**Work instructions:** Print the listing that follows, character for character.

**Collection entries:**
-- start --
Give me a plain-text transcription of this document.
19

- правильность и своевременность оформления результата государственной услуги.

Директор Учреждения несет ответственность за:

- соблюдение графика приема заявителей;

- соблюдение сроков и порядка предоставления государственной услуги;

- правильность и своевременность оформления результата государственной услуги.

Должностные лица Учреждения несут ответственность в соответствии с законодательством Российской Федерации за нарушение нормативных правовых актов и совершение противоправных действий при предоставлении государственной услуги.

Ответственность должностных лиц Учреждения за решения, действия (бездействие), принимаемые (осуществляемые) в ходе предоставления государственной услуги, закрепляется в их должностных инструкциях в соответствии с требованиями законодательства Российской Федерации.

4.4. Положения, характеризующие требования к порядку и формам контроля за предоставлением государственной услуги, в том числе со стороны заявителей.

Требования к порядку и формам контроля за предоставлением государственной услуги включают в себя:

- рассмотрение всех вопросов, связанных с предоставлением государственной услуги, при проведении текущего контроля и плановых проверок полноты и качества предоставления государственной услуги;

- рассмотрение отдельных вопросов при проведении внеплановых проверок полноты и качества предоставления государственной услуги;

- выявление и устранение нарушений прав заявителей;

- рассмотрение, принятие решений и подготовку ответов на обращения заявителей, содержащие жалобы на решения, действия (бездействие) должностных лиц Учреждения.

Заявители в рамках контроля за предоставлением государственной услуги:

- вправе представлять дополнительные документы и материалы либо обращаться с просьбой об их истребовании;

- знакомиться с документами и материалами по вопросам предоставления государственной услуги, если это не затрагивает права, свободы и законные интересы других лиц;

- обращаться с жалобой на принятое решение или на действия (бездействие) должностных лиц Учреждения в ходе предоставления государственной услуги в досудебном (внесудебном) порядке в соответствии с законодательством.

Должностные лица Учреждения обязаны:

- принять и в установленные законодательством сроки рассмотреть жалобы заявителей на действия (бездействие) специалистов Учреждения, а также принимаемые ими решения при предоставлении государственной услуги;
-- end --
**Task result:**
Give me a plain-text transcription of this document.
19

- правильность и своевременность оформления результата государственной услуги.

Директор Учреждения несет ответственность за:

- соблюдение графика приема заявителей;

- соблюдение сроков и порядка предоставления государственной услуги;

- правильность и своевременность оформления результата государственной услуги.

Должностные лица Учреждения несут ответственность в соответствии с законодательством Российской Федерации за нарушение нормативных правовых актов и совершение противоправных действий при предоставлении государственной услуги.

Ответственность должностных лиц Учреждения за решения, действия (бездействие), принимаемые (осуществляемые) в ходе предоставления государственной услуги, закрепляется в их должностных инструкциях в соответствии с требованиями законодательства Российской Федерации.

4.4. Положения, характеризующие требования к порядку и формам контроля за предоставлением государственной услуги, в том числе со стороны заявителей.

Требования к порядку и формам контроля за предоставлением государственной услуги включают в себя:

- рассмотрение всех вопросов, связанных с предоставлением государственной услуги, при проведении текущего контроля и плановых проверок полноты и качества предоставления государственной услуги;

- рассмотрение отдельных вопросов при проведении внеплановых проверок полноты и качества предоставления государственной услуги;

- выявление и устранение нарушений прав заявителей;

- рассмотрение, принятие решений и подготовку ответов на обращения заявителей, содержащие жалобы на решения, действия (бездействие) должностных лиц Учреждения.

Заявители в рамках контроля за предоставлением государственной услуги:

- вправе представлять дополнительные документы и материалы либо обращаться с просьбой об их истребовании;

- знакомиться с документами и материалами по вопросам предоставления государственной услуги, если это не затрагивает права, свободы и законные интересы других лиц;

- обращаться с жалобой на принятое решение или на действия (бездействие) должностных лиц Учреждения в ходе предоставления государственной услуги в досудебном (внесудебном) порядке в соответствии с законодательством.

Должностные лица Учреждения обязаны:

- принять и в установленные законодательством сроки рассмотреть жалобы заявителей на действия (бездействие) специалистов Учреждения, а также принимаемые ими решения при предоставлении государственной услуги;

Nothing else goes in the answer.